EXTRACTED TEXT
As a result, failed small-molecule inhibitors of integrins αIIbβ3 appear to stabilize the open/high-affinity conformation. The reasons of this behaviour have been investigated by analyzing the crystal structures of the αIIbβ3 headpiece in complex with a variety of ligands, such as the “opening” ligands Roxifiban, Lotrafiban, Tirofiban, and many others, in Mg2+ or Mn2+, in comparison with “closing” ligands such as UR-2922, Gantofiban, etc. During headpiece extension, the key early step is the movement of the β1-α1 loop toward the αIIb subunit. In the absence of a ligand, the sidechain oxygen of Ser123 in the MIDAS motif hydrogen is coordinated to water1. In the subsequent open states, movement of the β1-α1 loop repositions the Ser123 sidechain oxygen to take the place of water1 (Figure 9). Apparently, the pure closing inhibitors might be longer and more rigid than RGD and block this movement.
An extensive analysis of the crystal structures of the αIIbβ3 headpiece in complex with inhibitors that either stabilized integrin headpiece opening or closure, or were conformationally neutral (in Mg2+ or Mn2+), supports a simple structural feature present in diverse αIIbβ3 antagonists that stabilizes integrins in their bent-closed conformation. Closing inhibitors contain a polar nitrogen that stabilizes water1. Other “closing” antagonists such as BMS4 indirectly stabilize water1 through water2 by means of the nitrogen N1.

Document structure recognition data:
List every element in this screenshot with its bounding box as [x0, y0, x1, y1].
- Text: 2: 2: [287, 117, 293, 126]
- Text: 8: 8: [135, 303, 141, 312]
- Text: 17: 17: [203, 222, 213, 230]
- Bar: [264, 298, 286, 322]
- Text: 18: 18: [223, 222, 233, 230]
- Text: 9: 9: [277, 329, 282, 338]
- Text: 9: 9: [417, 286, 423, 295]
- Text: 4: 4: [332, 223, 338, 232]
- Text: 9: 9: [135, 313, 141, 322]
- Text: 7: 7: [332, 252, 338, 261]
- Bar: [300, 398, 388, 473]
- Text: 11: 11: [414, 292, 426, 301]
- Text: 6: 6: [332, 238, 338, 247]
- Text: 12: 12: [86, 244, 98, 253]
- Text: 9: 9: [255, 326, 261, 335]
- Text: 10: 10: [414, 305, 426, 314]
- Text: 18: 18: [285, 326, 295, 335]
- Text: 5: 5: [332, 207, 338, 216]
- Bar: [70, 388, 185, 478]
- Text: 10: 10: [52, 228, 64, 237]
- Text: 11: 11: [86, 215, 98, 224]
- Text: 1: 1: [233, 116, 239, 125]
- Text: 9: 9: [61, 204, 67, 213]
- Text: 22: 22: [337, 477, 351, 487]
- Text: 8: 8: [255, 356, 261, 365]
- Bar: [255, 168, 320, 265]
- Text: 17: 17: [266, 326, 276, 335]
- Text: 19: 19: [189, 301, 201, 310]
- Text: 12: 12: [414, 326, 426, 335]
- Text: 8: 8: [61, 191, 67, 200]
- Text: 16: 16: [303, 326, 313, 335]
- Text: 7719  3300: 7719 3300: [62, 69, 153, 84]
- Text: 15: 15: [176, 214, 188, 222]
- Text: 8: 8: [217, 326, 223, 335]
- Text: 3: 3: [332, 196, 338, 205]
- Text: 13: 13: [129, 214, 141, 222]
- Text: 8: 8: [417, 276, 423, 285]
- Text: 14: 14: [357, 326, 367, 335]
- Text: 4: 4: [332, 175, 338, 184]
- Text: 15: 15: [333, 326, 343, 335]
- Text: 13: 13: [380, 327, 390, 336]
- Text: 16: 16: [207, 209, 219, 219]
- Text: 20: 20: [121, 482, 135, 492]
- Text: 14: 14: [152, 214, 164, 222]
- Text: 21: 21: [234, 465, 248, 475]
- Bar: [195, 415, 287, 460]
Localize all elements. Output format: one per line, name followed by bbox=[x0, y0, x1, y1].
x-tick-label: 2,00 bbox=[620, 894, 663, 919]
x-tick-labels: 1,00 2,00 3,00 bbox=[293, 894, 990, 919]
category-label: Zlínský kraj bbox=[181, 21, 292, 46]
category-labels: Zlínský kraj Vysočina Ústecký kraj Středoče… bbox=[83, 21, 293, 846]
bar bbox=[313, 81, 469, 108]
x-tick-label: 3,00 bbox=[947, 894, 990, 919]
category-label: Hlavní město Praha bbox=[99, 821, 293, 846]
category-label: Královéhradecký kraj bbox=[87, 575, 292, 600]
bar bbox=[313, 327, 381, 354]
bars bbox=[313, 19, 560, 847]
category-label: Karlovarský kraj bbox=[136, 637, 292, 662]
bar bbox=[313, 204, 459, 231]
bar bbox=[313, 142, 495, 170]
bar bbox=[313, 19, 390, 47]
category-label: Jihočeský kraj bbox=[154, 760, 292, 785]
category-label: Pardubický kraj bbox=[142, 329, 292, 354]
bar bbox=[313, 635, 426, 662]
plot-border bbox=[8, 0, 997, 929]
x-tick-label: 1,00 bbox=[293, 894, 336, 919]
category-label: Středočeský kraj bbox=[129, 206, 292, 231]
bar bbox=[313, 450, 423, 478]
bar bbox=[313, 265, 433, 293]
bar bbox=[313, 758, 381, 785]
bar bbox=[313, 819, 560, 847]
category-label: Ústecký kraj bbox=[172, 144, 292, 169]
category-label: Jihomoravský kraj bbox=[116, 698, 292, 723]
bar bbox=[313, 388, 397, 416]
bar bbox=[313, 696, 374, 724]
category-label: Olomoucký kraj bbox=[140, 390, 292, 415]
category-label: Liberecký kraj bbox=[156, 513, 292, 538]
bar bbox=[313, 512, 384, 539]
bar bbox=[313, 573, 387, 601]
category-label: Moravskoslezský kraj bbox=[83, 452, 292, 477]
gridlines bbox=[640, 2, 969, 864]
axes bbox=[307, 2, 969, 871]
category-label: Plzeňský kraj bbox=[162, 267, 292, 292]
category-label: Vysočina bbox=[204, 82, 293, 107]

WORK REQUEST 1
Check each statement against the integrin inhibitor text: (a) closing inhibitors contain a polar nitrogen that stabilizes water1; (b) Tirofiban is listed among the "closing" ligands; (c) BMS4 stabilizes water1 directly. For each one, say yes or no and quote the words that decide it.
WORK REQUEST 2
Reproduce the integrin inhibitor text word for word, from "An extensive analysis" down to "the nitrogen N1.".
This data is separate material and has no connection to the text on integrin inhibitors.

EXERCISE SOLUTION 1
(a) Yes: "Closing inhibitors contain a polar nitrogen that stabilizes water1."
(b) No: "the “opening” ligands Roxifiban, Lotrafiban, Tirofiban, and many others"
(c) No: "indirectly stabilize water1 through water2 by means of the nitrogen N1."

EXERCISE SOLUTION 2
An extensive analysis of the crystal structures of the αIIbβ3 headpiece in complex with inhibitors that either stabilized integrin headpiece opening or closure, or were conformationally neutral (in Mg2+ or Mn2+), supports a simple structural feature present in diverse αIIbβ3 antagonists that stabilizes integrins in their bent-closed conformation. Closing inhibitors contain a polar nitrogen that stabilizes water1. Other “closing” antagonists such as BMS4 indirectly stabilize water1 through water2 by means of the nitrogen N1.